▸ **Exercise directions**
Each entry that follows must be output without any deviation.

- - - - -

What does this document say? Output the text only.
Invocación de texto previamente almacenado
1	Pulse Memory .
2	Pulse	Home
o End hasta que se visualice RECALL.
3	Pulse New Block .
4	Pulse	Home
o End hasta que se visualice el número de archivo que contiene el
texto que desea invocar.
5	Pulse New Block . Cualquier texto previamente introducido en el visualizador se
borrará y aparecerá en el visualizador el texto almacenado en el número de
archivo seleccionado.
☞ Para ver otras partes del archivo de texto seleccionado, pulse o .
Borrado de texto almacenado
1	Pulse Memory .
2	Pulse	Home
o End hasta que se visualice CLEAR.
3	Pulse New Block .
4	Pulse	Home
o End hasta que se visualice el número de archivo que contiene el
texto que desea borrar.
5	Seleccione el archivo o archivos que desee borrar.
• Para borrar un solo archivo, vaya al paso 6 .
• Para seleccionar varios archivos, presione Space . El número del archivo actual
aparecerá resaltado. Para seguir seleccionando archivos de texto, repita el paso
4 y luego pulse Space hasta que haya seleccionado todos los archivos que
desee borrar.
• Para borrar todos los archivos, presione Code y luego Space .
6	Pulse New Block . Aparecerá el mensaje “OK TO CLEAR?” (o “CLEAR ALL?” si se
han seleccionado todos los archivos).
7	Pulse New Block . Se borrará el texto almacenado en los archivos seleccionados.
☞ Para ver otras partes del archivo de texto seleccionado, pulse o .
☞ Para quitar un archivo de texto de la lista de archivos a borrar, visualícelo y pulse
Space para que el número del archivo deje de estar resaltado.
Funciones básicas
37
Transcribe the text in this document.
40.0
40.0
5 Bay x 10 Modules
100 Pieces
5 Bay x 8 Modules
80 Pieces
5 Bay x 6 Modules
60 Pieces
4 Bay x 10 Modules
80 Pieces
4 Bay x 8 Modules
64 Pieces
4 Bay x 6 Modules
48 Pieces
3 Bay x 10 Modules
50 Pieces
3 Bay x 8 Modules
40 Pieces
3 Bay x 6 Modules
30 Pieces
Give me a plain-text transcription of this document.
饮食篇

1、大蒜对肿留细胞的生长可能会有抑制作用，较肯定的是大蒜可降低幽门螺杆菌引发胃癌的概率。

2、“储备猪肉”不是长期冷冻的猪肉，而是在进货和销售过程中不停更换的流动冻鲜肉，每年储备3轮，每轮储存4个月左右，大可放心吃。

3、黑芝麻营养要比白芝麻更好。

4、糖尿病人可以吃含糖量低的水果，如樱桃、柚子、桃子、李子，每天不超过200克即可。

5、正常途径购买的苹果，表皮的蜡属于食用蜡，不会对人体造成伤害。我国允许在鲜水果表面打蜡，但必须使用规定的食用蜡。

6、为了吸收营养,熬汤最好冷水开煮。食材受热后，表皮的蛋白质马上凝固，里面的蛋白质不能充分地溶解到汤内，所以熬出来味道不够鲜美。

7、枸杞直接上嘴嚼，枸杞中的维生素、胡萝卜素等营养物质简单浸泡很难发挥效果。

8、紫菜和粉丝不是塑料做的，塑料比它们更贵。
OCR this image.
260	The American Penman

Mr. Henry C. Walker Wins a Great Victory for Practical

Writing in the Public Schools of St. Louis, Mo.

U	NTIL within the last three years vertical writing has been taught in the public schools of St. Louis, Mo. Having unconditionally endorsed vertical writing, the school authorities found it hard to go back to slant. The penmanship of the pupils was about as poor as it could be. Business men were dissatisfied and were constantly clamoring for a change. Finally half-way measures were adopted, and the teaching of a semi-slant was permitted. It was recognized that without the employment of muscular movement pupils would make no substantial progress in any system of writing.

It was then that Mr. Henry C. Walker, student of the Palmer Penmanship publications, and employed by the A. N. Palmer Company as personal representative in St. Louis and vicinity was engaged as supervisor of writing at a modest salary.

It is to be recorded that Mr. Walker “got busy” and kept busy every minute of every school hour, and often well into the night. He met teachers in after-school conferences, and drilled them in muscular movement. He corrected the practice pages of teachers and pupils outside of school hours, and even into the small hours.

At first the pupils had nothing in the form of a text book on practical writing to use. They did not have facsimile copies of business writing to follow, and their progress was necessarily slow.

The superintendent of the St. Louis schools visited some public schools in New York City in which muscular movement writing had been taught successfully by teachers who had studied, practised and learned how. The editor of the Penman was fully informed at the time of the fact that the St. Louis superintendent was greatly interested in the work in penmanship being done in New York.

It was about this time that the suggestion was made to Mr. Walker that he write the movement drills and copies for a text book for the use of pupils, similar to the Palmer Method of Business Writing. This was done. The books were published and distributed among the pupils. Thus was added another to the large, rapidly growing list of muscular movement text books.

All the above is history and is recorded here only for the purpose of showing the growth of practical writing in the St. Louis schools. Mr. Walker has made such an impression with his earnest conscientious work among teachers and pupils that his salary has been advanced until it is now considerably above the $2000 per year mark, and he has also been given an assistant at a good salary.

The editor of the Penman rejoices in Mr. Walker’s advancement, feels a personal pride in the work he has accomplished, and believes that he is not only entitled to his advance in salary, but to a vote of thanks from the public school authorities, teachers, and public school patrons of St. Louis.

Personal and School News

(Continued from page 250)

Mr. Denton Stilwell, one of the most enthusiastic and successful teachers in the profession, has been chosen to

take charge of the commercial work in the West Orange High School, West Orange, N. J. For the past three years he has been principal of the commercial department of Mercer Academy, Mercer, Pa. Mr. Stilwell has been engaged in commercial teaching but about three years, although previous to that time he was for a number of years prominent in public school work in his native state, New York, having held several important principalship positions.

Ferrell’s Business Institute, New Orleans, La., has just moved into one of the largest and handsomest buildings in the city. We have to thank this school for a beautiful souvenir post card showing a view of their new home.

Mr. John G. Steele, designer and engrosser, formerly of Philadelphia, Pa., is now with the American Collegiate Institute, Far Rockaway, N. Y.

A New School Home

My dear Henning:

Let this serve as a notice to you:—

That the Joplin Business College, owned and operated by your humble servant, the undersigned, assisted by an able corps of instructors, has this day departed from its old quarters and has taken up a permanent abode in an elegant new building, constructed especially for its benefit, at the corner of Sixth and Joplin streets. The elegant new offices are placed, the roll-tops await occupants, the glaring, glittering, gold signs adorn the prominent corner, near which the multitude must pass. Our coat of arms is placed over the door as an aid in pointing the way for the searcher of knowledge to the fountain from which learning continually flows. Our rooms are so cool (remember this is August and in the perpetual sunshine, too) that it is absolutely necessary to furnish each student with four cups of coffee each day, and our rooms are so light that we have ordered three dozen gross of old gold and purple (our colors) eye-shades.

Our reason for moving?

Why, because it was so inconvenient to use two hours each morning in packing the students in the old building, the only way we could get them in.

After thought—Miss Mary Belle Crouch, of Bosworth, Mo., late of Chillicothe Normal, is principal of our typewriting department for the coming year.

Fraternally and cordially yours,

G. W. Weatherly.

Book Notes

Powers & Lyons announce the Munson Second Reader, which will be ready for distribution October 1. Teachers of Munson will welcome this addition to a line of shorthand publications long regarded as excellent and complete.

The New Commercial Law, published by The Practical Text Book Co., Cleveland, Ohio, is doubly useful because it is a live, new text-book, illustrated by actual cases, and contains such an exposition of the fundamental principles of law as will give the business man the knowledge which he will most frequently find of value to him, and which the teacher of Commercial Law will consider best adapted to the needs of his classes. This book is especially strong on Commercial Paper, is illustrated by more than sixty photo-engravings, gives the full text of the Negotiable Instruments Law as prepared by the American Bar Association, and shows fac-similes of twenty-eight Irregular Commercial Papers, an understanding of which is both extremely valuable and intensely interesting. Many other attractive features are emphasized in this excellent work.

- - - - -

▸ **Full response**
What does this document say? Output the text only.
Invocación de texto previamente almacenado
1	Pulse Memory .
2	Pulse	Home
o End hasta que se visualice RECALL.
3	Pulse New Block .
4	Pulse	Home
o End hasta que se visualice el número de archivo que contiene el
texto que desea invocar.
5	Pulse New Block . Cualquier texto previamente introducido en el visualizador se
borrará y aparecerá en el visualizador el texto almacenado en el número de
archivo seleccionado.
☞ Para ver otras partes del archivo de texto seleccionado, pulse o .
Borrado de texto almacenado
1	Pulse Memory .
2	Pulse	Home
o End hasta que se visualice CLEAR.
3	Pulse New Block .
4	Pulse	Home
o End hasta que se visualice el número de archivo que contiene el
texto que desea borrar.
5	Seleccione el archivo o archivos que desee borrar.
• Para borrar un solo archivo, vaya al paso 6 .
• Para seleccionar varios archivos, presione Space . El número del archivo actual
aparecerá resaltado. Para seguir seleccionando archivos de texto, repita el paso
4 y luego pulse Space hasta que haya seleccionado todos los archivos que
desee borrar.
• Para borrar todos los archivos, presione Code y luego Space .
6	Pulse New Block . Aparecerá el mensaje “OK TO CLEAR?” (o “CLEAR ALL?” si se
han seleccionado todos los archivos).
7	Pulse New Block . Se borrará el texto almacenado en los archivos seleccionados.
☞ Para ver otras partes del archivo de texto seleccionado, pulse o .
☞ Para quitar un archivo de texto de la lista de archivos a borrar, visualícelo y pulse
Space para que el número del archivo deje de estar resaltado.
Funciones básicas
37
Transcribe the text in this document.
40.0
40.0
5 Bay x 10 Modules
100 Pieces
5 Bay x 8 Modules
80 Pieces
5 Bay x 6 Modules
60 Pieces
4 Bay x 10 Modules
80 Pieces
4 Bay x 8 Modules
64 Pieces
4 Bay x 6 Modules
48 Pieces
3 Bay x 10 Modules
50 Pieces
3 Bay x 8 Modules
40 Pieces
3 Bay x 6 Modules
30 Pieces
Give me a plain-text transcription of this document.
饮食篇

1、大蒜对肿留细胞的生长可能会有抑制作用，较肯定的是大蒜可降低幽门螺杆菌引发胃癌的概率。

2、“储备猪肉”不是长期冷冻的猪肉，而是在进货和销售过程中不停更换的流动冻鲜肉，每年储备3轮，每轮储存4个月左右，大可放心吃。

3、黑芝麻营养要比白芝麻更好。

4、糖尿病人可以吃含糖量低的水果，如樱桃、柚子、桃子、李子，每天不超过200克即可。

5、正常途径购买的苹果，表皮的蜡属于食用蜡，不会对人体造成伤害。我国允许在鲜水果表面打蜡，但必须使用规定的食用蜡。

6、为了吸收营养,熬汤最好冷水开煮。食材受热后，表皮的蛋白质马上凝固，里面的蛋白质不能充分地溶解到汤内，所以熬出来味道不够鲜美。

7、枸杞直接上嘴嚼，枸杞中的维生素、胡萝卜素等营养物质简单浸泡很难发挥效果。

8、紫菜和粉丝不是塑料做的，塑料比它们更贵。
OCR this image.
260	The American Penman

Mr. Henry C. Walker Wins a Great Victory for Practical

Writing in the Public Schools of St. Louis, Mo.

U	NTIL within the last three years vertical writing has been taught in the public schools of St. Louis, Mo. Having unconditionally endorsed vertical writing, the school authorities found it hard to go back to slant. The penmanship of the pupils was about as poor as it could be. Business men were dissatisfied and were constantly clamoring for a change. Finally half-way measures were adopted, and the teaching of a semi-slant was permitted. It was recognized that without the employment of muscular movement pupils would make no substantial progress in any system of writing.

It was then that Mr. Henry C. Walker, student of the Palmer Penmanship publications, and employed by the A. N. Palmer Company as personal representative in St. Louis and vicinity was engaged as supervisor of writing at a modest salary.

It is to be recorded that Mr. Walker “got busy” and kept busy every minute of every school hour, and often well into the night. He met teachers in after-school conferences, and drilled them in muscular movement. He corrected the practice pages of teachers and pupils outside of school hours, and even into the small hours.

At first the pupils had nothing in the form of a text book on practical writing to use. They did not have facsimile copies of business writing to follow, and their progress was necessarily slow.

The superintendent of the St. Louis schools visited some public schools in New York City in which muscular movement writing had been taught successfully by teachers who had studied, practised and learned how. The editor of the Penman was fully informed at the time of the fact that the St. Louis superintendent was greatly interested in the work in penmanship being done in New York.

It was about this time that the suggestion was made to Mr. Walker that he write the movement drills and copies for a text book for the use of pupils, similar to the Palmer Method of Business Writing. This was done. The books were published and distributed among the pupils. Thus was added another to the large, rapidly growing list of muscular movement text books.

All the above is history and is recorded here only for the purpose of showing the growth of practical writing in the St. Louis schools. Mr. Walker has made such an impression with his earnest conscientious work among teachers and pupils that his salary has been advanced until it is now considerably above the $2000 per year mark, and he has also been given an assistant at a good salary.

The editor of the Penman rejoices in Mr. Walker’s advancement, feels a personal pride in the work he has accomplished, and believes that he is not only entitled to his advance in salary, but to a vote of thanks from the public school authorities, teachers, and public school patrons of St. Louis.

Personal and School News

(Continued from page 250)

Mr. Denton Stilwell, one of the most enthusiastic and successful teachers in the profession, has been chosen to

take charge of the commercial work in the West Orange High School, West Orange, N. J. For the past three years he has been principal of the commercial department of Mercer Academy, Mercer, Pa. Mr. Stilwell has been engaged in commercial teaching but about three years, although previous to that time he was for a number of years prominent in public school work in his native state, New York, having held several important principalship positions.

Ferrell’s Business Institute, New Orleans, La., has just moved into one of the largest and handsomest buildings in the city. We have to thank this school for a beautiful souvenir post card showing a view of their new home.

Mr. John G. Steele, designer and engrosser, formerly of Philadelphia, Pa., is now with the American Collegiate Institute, Far Rockaway, N. Y.

A New School Home

My dear Henning:

Let this serve as a notice to you:—

That the Joplin Business College, owned and operated by your humble servant, the undersigned, assisted by an able corps of instructors, has this day departed from its old quarters and has taken up a permanent abode in an elegant new building, constructed especially for its benefit, at the corner of Sixth and Joplin streets. The elegant new offices are placed, the roll-tops await occupants, the glaring, glittering, gold signs adorn the prominent corner, near which the multitude must pass. Our coat of arms is placed over the door as an aid in pointing the way for the searcher of knowledge to the fountain from which learning continually flows. Our rooms are so cool (remember this is August and in the perpetual sunshine, too) that it is absolutely necessary to furnish each student with four cups of coffee each day, and our rooms are so light that we have ordered three dozen gross of old gold and purple (our colors) eye-shades.

Our reason for moving?

Why, because it was so inconvenient to use two hours each morning in packing the students in the old building, the only way we could get them in.

After thought—Miss Mary Belle Crouch, of Bosworth, Mo., late of Chillicothe Normal, is principal of our typewriting department for the coming year.

Fraternally and cordially yours,

G. W. Weatherly.

Book Notes

Powers & Lyons announce the Munson Second Reader, which will be ready for distribution October 1. Teachers of Munson will welcome this addition to a line of shorthand publications long regarded as excellent and complete.

The New Commercial Law, published by The Practical Text Book Co., Cleveland, Ohio, is doubly useful because it is a live, new text-book, illustrated by actual cases, and contains such an exposition of the fundamental principles of law as will give the business man the knowledge which he will most frequently find of value to him, and which the teacher of Commercial Law will consider best adapted to the needs of his classes. This book is especially strong on Commercial Paper, is illustrated by more than sixty photo-engravings, gives the full text of the Negotiable Instruments Law as prepared by the American Bar Association, and shows fac-similes of twenty-eight Irregular Commercial Papers, an understanding of which is both extremely valuable and intensely interesting. Many other attractive features are emphasized in this excellent work.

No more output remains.